Dataset entries >>

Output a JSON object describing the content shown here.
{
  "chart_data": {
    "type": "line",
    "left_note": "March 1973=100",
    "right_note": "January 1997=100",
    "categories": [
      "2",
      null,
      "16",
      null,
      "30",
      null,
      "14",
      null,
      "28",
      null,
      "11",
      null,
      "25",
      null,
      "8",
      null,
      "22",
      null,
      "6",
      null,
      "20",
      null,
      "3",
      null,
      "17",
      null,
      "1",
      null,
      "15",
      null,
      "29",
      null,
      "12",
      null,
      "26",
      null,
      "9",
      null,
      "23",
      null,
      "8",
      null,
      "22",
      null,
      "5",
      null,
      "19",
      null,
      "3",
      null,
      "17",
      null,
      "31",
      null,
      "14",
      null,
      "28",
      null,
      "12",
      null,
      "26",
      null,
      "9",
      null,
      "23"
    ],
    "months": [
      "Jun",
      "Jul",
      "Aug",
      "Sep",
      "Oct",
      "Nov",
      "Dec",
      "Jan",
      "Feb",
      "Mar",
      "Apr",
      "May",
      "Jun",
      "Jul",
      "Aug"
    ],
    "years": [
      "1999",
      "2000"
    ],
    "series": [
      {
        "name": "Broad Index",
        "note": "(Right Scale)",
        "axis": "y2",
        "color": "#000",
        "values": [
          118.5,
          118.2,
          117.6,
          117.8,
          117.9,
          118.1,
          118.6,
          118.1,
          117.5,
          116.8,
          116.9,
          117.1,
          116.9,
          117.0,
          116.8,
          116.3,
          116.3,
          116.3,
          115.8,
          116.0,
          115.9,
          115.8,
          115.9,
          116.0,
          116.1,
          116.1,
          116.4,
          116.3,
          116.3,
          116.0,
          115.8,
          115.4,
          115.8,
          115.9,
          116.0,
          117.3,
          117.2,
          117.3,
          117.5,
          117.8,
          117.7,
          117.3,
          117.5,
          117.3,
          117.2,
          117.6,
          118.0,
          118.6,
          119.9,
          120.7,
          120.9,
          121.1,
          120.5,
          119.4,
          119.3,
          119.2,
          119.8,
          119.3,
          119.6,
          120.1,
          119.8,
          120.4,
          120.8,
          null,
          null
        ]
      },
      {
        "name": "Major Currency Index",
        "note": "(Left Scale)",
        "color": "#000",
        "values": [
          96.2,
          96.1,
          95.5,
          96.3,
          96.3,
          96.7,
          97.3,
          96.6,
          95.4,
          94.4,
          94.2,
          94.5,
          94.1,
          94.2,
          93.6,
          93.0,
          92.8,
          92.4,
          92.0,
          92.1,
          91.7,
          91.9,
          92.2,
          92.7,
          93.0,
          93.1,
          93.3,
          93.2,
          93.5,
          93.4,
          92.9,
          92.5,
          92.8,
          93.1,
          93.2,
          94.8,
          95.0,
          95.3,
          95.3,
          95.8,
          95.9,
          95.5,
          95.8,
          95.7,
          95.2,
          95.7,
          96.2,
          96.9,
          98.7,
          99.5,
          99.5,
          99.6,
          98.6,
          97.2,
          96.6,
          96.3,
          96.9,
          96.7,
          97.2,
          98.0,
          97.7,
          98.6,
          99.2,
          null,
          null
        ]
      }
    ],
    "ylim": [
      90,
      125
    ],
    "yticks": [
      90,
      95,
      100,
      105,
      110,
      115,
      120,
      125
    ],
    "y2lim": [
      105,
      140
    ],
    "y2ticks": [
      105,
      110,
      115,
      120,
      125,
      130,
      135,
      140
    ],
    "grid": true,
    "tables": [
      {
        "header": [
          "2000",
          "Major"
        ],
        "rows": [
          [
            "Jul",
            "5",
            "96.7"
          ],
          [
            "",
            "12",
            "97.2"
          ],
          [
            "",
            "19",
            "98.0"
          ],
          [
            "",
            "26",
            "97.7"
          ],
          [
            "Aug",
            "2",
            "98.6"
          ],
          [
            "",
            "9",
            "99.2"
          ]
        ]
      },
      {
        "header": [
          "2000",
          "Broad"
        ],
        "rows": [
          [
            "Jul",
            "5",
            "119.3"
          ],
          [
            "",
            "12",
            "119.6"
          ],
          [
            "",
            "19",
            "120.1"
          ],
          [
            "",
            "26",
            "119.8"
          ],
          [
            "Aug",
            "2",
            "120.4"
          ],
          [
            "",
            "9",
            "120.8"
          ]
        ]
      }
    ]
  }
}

Problem details >> Pick every line with "Index" in it and copy it.

Answer in full >>
        "name": "Broad Index",
        "name": "Major Currency Index",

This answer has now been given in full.